**Selected extract:**
Under these assumptions, we can automatically formalize every sequence. We propose to generate a specification for every sequence such that it evaluates to true if the correct method call/return with the specific parameters is invoked in the correct order. Applying these semantics to the running example we can generate the branching-time logic specification shown in Listing 1.2.

figure b

However, this specification does not generate a witness – a proof that the specified path exists in the state space. Thus, we propose to translate every specification into an acceptor automaton [26]. A witness can then be calculated by constructing a specification such that it evaluates to true if there is globally no path to the final valuation of the acceptor. The model checker then computes a counterexample providing a path such that the sequence is fulfilled which can be used during a safety assessment in order to argue about the feasibility of the formal model.

3.6 Phase F: System Testing

The goal of the system testing phase is to ensure that the formal implementation is tested for compliance. To do so, we utilize the safety requirements defined in the SRS. Safety requirements typically state unwanted hazardous behavior or states of system components or the whole system. With the help of the described architecture these requirements can be translated into temporal logic specifications. Further, state-of-the-art model checkers can be used to evaluate these specifications and objectify the assessment.

We use PZB8 to demonstrate the manual extraction of a safety specification from the running example. PZB8 states that a magnet transit triggers different safety relevant action, e.g. an emergency stop of the train. Thus, an overrun shall not be missed. Utilizing the architecture defined in phase B the following linear time logic formula was developed:

$$\begin{aligned} \begin{aligned} G (&(iP_{call} = true \wedge iP_{freq} = 2000) \Rightarrow \\&(mT_{call} = true \wedge mT_{freq} = 2000 \wedge mT_{return} = true)) \text { .} \end{aligned} \end{aligned}$$
(9)

With respect to the formal architecture depicted in Listing 1.1 the formula can be translated into the specific formal language as follows:

Afterwards, a state-of-the-art model checker computes whether the specification holds or not. If so, the formalization of the requirements is correct. If not, the model checker generates a counterexample indicating where an error is stated. Then, the modeler has to manually locate the error and conclude different solutions. The manual translation of state requirements can be erroneous which has to be resolved. If the formal behavior is correct, the UML model can be faulty. Further, the SRS can be under specified or erroneous. Thus, the proposed approach can either be used to validate if a formal model violates the SRS, the UML model is not consistent or if the SRS is erroneous.

figure c

3.7 Phase G: Acceptance Testing

Acceptance testing aims to validate if the system meets its user requirements. Cimperman defines user acceptance tests as the validation if the system works for the user [10].

**Listed records:**
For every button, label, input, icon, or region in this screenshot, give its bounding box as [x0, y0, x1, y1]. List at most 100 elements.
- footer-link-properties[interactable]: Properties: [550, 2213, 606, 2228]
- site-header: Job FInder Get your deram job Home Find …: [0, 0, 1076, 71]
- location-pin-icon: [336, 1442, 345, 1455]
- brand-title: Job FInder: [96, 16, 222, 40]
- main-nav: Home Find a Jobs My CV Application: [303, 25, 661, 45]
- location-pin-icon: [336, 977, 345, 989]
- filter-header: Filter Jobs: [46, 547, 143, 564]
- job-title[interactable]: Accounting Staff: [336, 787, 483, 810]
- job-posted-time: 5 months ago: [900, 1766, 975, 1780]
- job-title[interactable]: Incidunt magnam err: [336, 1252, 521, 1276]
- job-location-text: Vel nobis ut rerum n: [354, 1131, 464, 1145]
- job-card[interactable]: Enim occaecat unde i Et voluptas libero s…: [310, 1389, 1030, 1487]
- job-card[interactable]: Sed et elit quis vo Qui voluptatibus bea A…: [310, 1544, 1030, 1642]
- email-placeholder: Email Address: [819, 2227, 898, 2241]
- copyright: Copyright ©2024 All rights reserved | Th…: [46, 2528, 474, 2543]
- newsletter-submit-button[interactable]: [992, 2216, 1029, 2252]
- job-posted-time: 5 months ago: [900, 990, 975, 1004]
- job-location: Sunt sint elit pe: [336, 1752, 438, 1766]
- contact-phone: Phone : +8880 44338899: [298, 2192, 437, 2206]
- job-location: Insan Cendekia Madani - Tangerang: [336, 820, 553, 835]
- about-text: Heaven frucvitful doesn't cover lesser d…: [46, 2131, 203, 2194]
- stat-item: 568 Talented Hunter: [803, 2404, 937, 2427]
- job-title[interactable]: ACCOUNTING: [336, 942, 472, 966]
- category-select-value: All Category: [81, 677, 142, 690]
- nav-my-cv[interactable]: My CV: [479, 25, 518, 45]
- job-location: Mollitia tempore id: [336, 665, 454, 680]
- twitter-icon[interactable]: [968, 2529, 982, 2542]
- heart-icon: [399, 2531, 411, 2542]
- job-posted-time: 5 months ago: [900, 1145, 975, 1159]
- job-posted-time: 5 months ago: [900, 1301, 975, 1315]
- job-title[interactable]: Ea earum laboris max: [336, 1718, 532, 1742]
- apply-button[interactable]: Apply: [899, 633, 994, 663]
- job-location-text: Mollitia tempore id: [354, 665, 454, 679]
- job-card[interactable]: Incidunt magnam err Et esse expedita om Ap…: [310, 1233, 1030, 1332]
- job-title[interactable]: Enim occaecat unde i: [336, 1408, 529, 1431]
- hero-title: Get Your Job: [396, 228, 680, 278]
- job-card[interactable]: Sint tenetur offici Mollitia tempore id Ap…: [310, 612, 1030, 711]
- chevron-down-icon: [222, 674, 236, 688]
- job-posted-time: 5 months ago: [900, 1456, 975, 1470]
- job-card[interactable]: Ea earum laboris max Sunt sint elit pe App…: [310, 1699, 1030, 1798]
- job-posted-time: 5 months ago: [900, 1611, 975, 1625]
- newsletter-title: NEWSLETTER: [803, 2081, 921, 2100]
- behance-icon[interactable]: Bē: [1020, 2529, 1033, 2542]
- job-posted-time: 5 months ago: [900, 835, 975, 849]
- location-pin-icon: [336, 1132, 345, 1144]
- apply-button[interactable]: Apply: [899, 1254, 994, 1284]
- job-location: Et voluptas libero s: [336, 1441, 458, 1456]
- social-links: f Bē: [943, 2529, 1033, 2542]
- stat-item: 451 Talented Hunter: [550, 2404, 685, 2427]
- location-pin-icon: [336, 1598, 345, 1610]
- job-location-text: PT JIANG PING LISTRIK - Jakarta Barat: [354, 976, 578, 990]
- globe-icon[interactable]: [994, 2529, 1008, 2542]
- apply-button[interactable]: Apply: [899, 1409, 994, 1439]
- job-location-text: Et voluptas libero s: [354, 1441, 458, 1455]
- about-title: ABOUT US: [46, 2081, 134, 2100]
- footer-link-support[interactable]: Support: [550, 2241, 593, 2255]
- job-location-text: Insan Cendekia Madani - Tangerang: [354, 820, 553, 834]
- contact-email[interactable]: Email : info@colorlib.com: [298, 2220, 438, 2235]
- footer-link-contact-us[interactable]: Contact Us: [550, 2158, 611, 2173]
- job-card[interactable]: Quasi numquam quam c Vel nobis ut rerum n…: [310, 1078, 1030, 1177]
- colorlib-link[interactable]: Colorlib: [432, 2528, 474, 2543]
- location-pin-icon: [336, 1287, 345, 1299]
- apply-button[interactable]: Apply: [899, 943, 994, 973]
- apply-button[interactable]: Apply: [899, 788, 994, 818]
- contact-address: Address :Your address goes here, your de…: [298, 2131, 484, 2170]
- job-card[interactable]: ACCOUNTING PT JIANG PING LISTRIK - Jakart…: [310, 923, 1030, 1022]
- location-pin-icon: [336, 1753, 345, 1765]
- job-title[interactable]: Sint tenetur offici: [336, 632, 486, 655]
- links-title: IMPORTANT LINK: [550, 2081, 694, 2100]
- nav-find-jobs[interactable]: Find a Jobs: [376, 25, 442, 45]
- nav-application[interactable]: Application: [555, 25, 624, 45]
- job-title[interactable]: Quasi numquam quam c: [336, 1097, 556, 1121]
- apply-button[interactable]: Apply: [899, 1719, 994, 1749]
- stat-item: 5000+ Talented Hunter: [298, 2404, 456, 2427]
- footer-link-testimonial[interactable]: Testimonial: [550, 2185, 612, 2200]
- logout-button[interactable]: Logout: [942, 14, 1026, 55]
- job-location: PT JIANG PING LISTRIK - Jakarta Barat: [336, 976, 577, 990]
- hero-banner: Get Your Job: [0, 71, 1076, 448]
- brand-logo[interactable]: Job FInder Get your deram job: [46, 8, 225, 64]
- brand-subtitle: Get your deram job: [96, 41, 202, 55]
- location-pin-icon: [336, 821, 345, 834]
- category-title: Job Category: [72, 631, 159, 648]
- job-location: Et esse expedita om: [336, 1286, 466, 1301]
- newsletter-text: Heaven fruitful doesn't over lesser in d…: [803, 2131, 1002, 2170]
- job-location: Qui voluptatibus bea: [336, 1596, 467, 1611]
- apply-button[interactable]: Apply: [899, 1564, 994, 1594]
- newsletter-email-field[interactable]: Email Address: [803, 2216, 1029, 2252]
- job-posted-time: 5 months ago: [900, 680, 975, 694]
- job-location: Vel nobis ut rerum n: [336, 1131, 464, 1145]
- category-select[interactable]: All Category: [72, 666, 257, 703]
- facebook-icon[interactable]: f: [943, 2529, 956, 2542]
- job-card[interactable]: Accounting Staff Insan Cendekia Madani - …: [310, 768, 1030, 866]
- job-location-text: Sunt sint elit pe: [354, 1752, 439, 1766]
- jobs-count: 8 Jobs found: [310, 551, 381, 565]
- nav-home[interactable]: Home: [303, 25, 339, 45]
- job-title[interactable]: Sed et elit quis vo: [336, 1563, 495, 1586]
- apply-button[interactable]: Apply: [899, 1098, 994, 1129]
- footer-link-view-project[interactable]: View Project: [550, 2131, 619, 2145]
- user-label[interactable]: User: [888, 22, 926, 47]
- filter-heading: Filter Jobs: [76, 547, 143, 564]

**Exercise instructions:**
a) Summarize the system-testing extract in two sentences.
b) Please decide whether each statement agrees with the system-testing extract, and answer yes or no with the deciding words quoted from it:
(i) The branching-time logic specification generated for the running example provides a witness by itself.
(ii) The safety specification from PZB8 is extracted manually from the running example.
(iii) Cimperman defines user acceptance tests as checking that the system satisfies its safety requirements.

**The results:**
a) To obtain a witness for each sequence specification, the approach translates it into an acceptor automaton and builds a specification for which the model checker's counterexample supplies a path that fulfills the sequence. In system testing, safety requirements from the SRS, such as PZB8's demand that an overrun not be missed, are translated into temporal logic specifications and evaluated by a model checker, which can show whether the formal model violates the SRS, the UML model is inconsistent, or the SRS is erroneous.

b)
(i) No: "However, this specification does not generate a witness – a proof that the specified path exists in the state space."
(ii) Yes: "We use PZB8 to demonstrate the manual extraction of a safety specification from the running example."
(iii) No: "Cimperman defines user acceptance tests as the validation if the system works for the user"